§ **BRIEF**
Search the material for the string "érdekében" and copy each line where it occurs.

(Stored items)
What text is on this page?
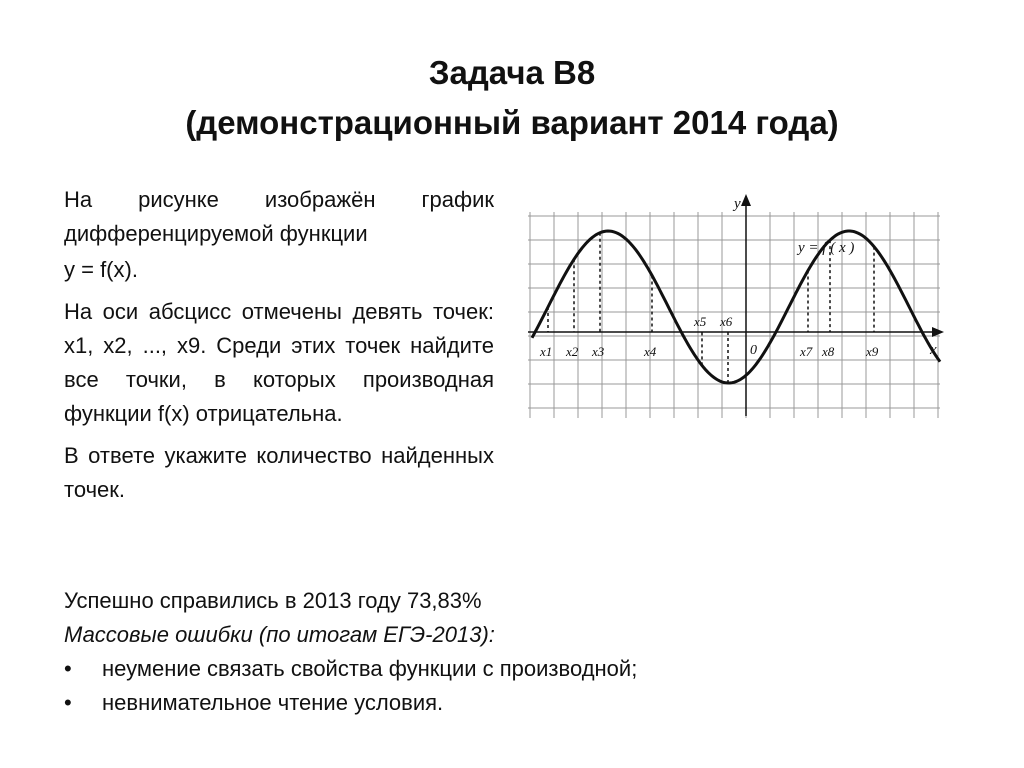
Задача B8
(демонстрационный вариант 2014 года)

На рисунке изображён график дифференцируемой функции

y = f(x).

На оси абсцисс отмечены девять точек: x1, x2, ..., x9. Среди этих точек найдите все точки, в которых производная функции f(x) отрицательна.

В ответе укажите количество найденных точек.

x1 x2 x3	x4
x5 x6
x7 x8 x9
y
x
0
y = f ( x )
Успешно справились в 2013 году 73,83%
Массовые ошибки (по итогам ЕГЭ-2013):
•	неумение связать свойства функции с производной;
•	невнимательное чтение условия.
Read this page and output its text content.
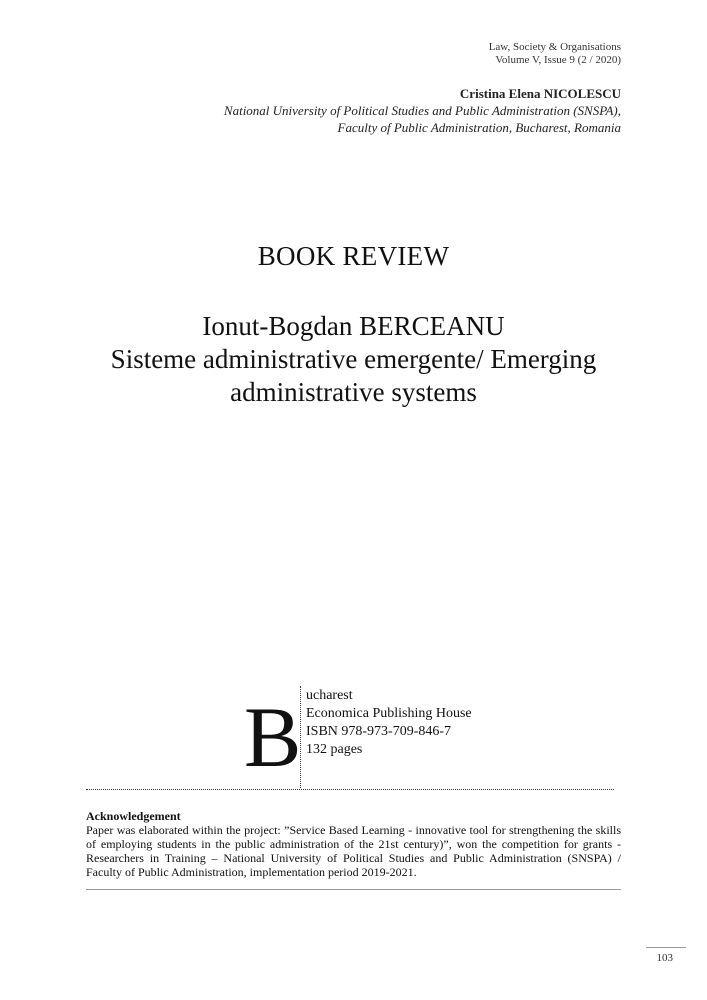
Law, Society & Organisations
Volume V, Issue 9 (2 / 2020)
Cristina Elena NICOLESCU
National University of Political Studies and Public Administration (SNSPA),
Faculty of Public Administration, Bucharest, Romania
BOOK REVIEW
Ionut-Bogdan BERCEANU
Sisteme administrative emergente/ Emerging
administrative systems
B ucharest
Economica Publishing House
ISBN 978-973-709-846-7
132 pages
Acknowledgement
Paper was elaborated within the project: ”Service Based Learning - innovative tool for strengthening the skills of employing students in the public administration of the 21st century)”, won the competition for grants - Researchers in Training – National University of Political Studies and Public Administration (SNSPA) / Faculty of Public Administration, implementation period 2019-2021.
103
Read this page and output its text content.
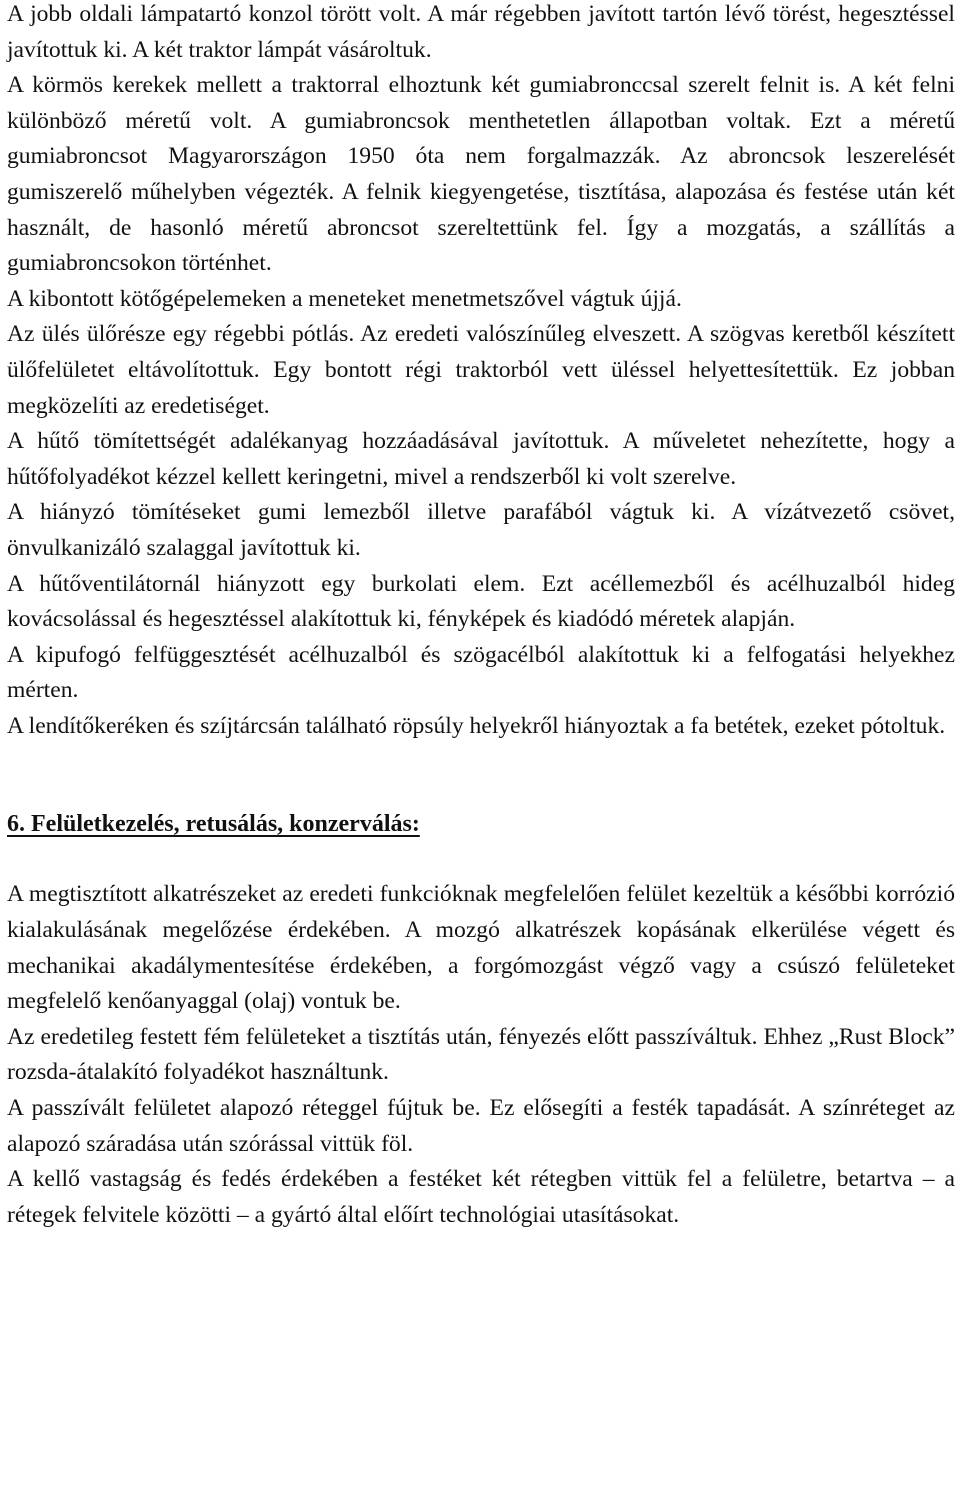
A jobb oldali lámpatartó konzol törött volt. A már régebben javított tartón lévő törést, hegesztéssel javítottuk ki. A két traktor lámpát vásároltuk.

A körmös kerekek mellett a traktorral elhoztunk két gumiabronccsal szerelt felnit is. A két felni különböző méretű volt. A gumiabroncsok menthetetlen állapotban voltak. Ezt a méretű gumiabroncsot Magyarországon 1950 óta nem forgalmazzák. Az abroncsok leszerelését gumiszerelő műhelyben végezték. A felnik kiegyengetése, tisztítása, alapozása és festése után két használt, de hasonló méretű abroncsot szereltettünk fel. Így a mozgatás, a szállítás a gumiabroncsokon történhet.

A kibontott kötőgépelemeken a meneteket menetmetszővel vágtuk újjá.

Az ülés ülőrésze egy régebbi pótlás. Az eredeti valószínűleg elveszett. A szögvas keretből készített ülőfelületet eltávolítottuk. Egy bontott régi traktorból vett üléssel helyettesítettük. Ez jobban megközelíti az eredetiséget.

A hűtő tömítettségét adalékanyag hozzáadásával javítottuk. A műveletet nehezítette, hogy a hűtőfolyadékot kézzel kellett keringetni, mivel a rendszerből ki volt szerelve.

A hiányzó tömítéseket gumi lemezből illetve parafából vágtuk ki. A vízátvezető csövet, önvulkanizáló szalaggal javítottuk ki.

A hűtőventilátornál hiányzott egy burkolati elem. Ezt acéllemezből és acélhuzalból hideg kovácsolással és hegesztéssel alakítottuk ki, fényképek és kiadódó méretek alapján.

A kipufogó felfüggesztését acélhuzalból és szögacélból alakítottuk ki a felfogatási helyekhez mérten.

A lendítőkeréken és szíjtárcsán található röpsúly helyekről hiányoztak a fa betétek, ezeket pótoltuk.

6. Felületkezelés, retusálás, konzerválás:

A megtisztított alkatrészeket az eredeti funkcióknak megfelelően felület kezeltük a későbbi korrózió kialakulásának megelőzése érdekében. A mozgó alkatrészek kopásának elkerülése végett és mechanikai akadálymentesítése érdekében, a forgómozgást végző vagy a csúszó felületeket megfelelő kenőanyaggal (olaj) vontuk be.

Az eredetileg festett fém felületeket a tisztítás után, fényezés előtt passzíváltuk. Ehhez „Rust Block” rozsda-átalakító folyadékot használtunk.

A passzívált felületet alapozó réteggel fújtuk be. Ez elősegíti a festék tapadását. A színréteget az alapozó száradása után szórással vittük föl.

A kellő vastagság és fedés érdekében a festéket két rétegben vittük fel a felületre, betartva – a rétegek felvitele közötti – a gyártó által előírt technológiai utasításokat.
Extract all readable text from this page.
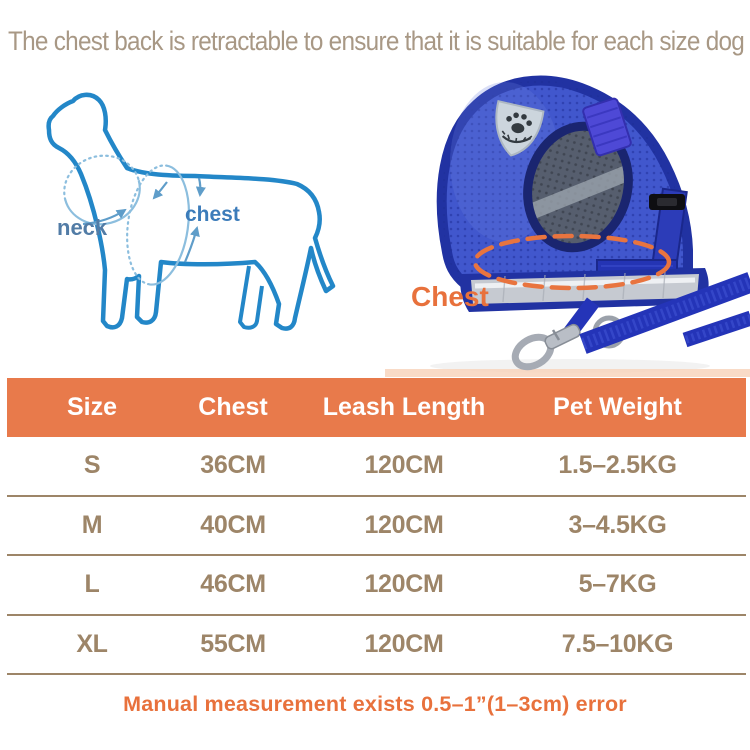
The chest back is retractable to ensure that it is suitable for each size dog
neck
chest
Chest
Size	Chest	Leash Length	Pet Weight
S	36CM	120CM	1.5–2.5KG
M	40CM	120CM	3–4.5KG
L	46CM	120CM	5–7KG
XL	55CM	120CM	7.5–10KG
Manual measurement exists 0.5–1”(1–3cm) error
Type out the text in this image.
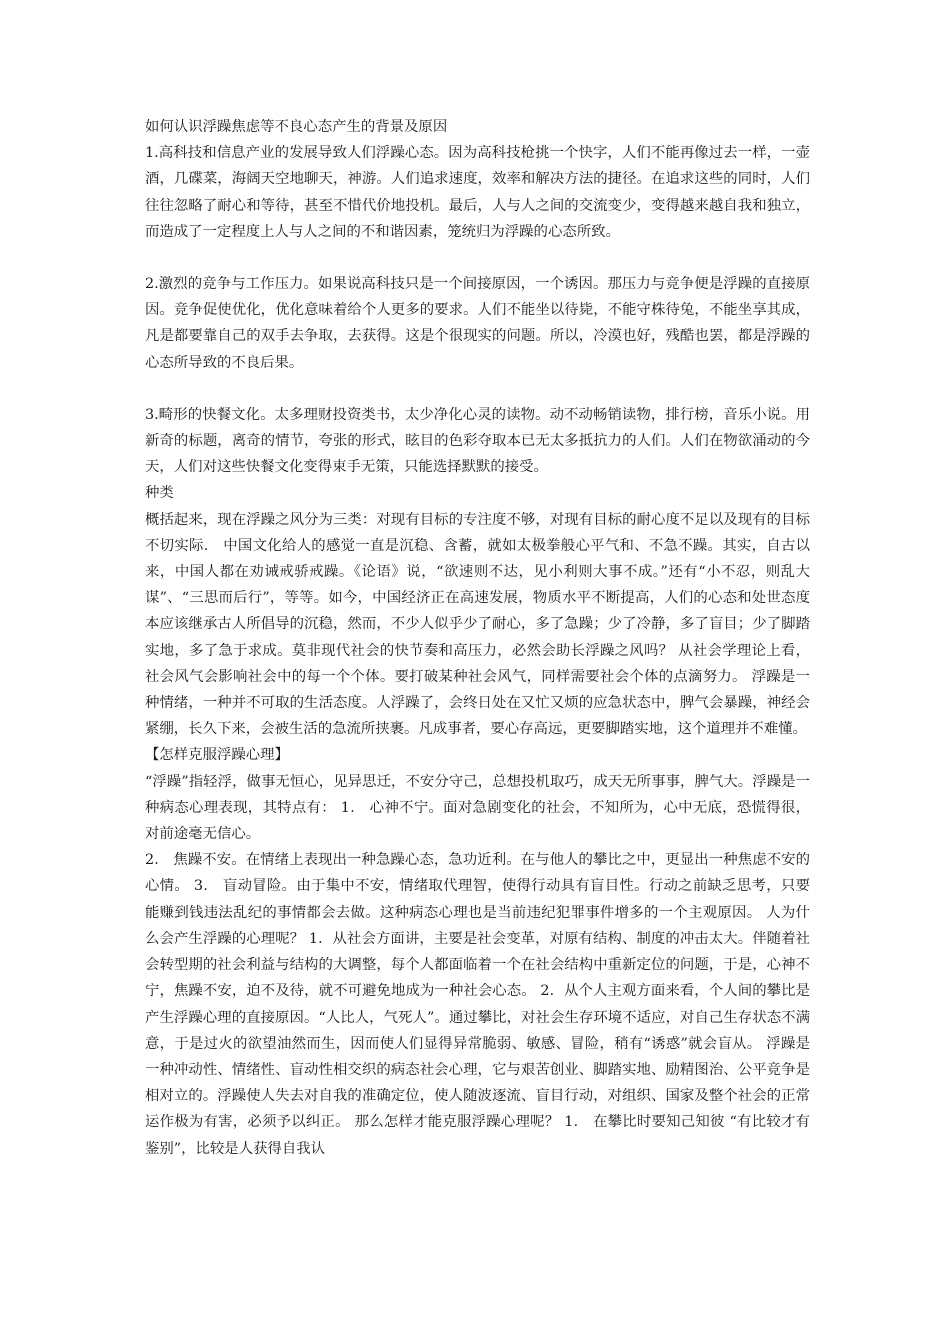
如何认识浮躁焦虑等不良心态产生的背景及原因

1.高科技和信息产业的发展导致人们浮躁心态。因为高科技枪挑一个快字，人们不能再像过去一样，一壶酒，几碟菜，海阔天空地聊天，神游。人们追求速度，效率和解决方法的捷径。在追求这些的同时，人们往往忽略了耐心和等待，甚至不惜代价地投机。最后，人与人之间的交流变少，变得越来越自我和独立，而造成了一定程度上人与人之间的不和谐因素，笼统归为浮躁的心态所致。

2.激烈的竞争与工作压力。如果说高科技只是一个间接原因，一个诱因。那压力与竞争便是浮躁的直接原因。竞争促使优化，优化意味着给个人更多的要求。人们不能坐以待毙，不能守株待兔，不能坐享其成，凡是都要靠自己的双手去争取，去获得。这是个很现实的问题。所以，冷漠也好，残酷也罢，都是浮躁的心态所导致的不良后果。

3.畸形的快餐文化。太多理财投资类书，太少净化心灵的读物。动不动畅销读物，排行榜，音乐小说。用新奇的标题，离奇的情节，夸张的形式，眩目的色彩夺取本已无太多抵抗力的人们。人们在物欲涌动的今天，人们对这些快餐文化变得束手无策，只能选择默默的接受。

种类

概括起来，现在浮躁之风分为三类：对现有目标的专注度不够，对现有目标的耐心度不足以及现有的目标不切实际． 中国文化给人的感觉一直是沉稳、含蓄，就如太极拳般心平气和、不急不躁。其实，自古以来，中国人都在劝诫戒骄戒躁。《论语》说，“欲速则不达，见小利则大事不成。”还有“小不忍，则乱大谋”、“三思而后行”，等等。如今，中国经济正在高速发展，物质水平不断提高，人们的心态和处世态度本应该继承古人所倡导的沉稳，然而，不少人似乎少了耐心，多了急躁；少了冷静，多了盲目；少了脚踏实地，多了急于求成。莫非现代社会的快节奏和高压力，必然会助长浮躁之风吗？ 从社会学理论上看，社会风气会影响社会中的每一个个体。要打破某种社会风气，同样需要社会个体的点滴努力。 浮躁是一种情绪，一种并不可取的生活态度。人浮躁了，会终日处在又忙又烦的应急状态中，脾气会暴躁，神经会紧绷，长久下来，会被生活的急流所挟裹。凡成事者，要心存高远，更要脚踏实地，这个道理并不难懂。

【怎样克服浮躁心理】

“浮躁”指轻浮，做事无恒心，见异思迁，不安分守己，总想投机取巧，成天无所事事，脾气大。浮躁是一种病态心理表现，其特点有： 1． 心神不宁。面对急剧变化的社会，不知所为，心中无底，恐慌得很，对前途毫无信心。

2． 焦躁不安。在情绪上表现出一种急躁心态，急功近利。在与他人的攀比之中，更显出一种焦虑不安的心情。 3． 盲动冒险。由于集中不安，情绪取代理智，使得行动具有盲目性。行动之前缺乏思考，只要能赚到钱违法乱纪的事情都会去做。这种病态心理也是当前违纪犯罪事件增多的一个主观原因。 人为什么会产生浮躁的心理呢？ 1．从社会方面讲，主要是社会变革，对原有结构、制度的冲击太大。伴随着社会转型期的社会利益与结构的大调整，每个人都面临着一个在社会结构中重新定位的问题，于是，心神不宁，焦躁不安，迫不及待，就不可避免地成为一种社会心态。 2．从个人主观方面来看，个人间的攀比是产生浮躁心理的直接原因。“人比人，气死人”。通过攀比，对社会生存环境不适应，对自己生存状态不满意，于是过火的欲望油然而生，因而使人们显得异常脆弱、敏感、冒险，稍有“诱惑”就会盲从。 浮躁是一种冲动性、情绪性、盲动性相交织的病态社会心理，它与艰苦创业、脚踏实地、励精图治、公平竞争是相对立的。浮躁使人失去对自我的准确定位，使人随波逐流、盲目行动，对组织、国家及整个社会的正常运作极为有害，必须予以纠正。 那么怎样才能克服浮躁心理呢？ 1． 在攀比时要知己知彼 “有比较才有鉴别”，比较是人获得自我认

§ **WRITTEN SOLUTION**
A megtisztított alkatrészeket az eredeti funkcióknak megfelelően felület kezeltük a későbbi korrózió kialakulásának megelőzése érdekében. A mozgó alkatrészek kopásának elkerülése végett és mechanikai akadálymentesítése érdekében, a forgómozgást végző vagy a csúszó felületeket megfelelő kenőanyaggal (olaj) vontuk be.
A kellő vastagság és fedés érdekében a festéket két rétegben vittük fel a felületre, betartva – a rétegek felvitele közötti – a gyártó által előírt technológiai utasításokat.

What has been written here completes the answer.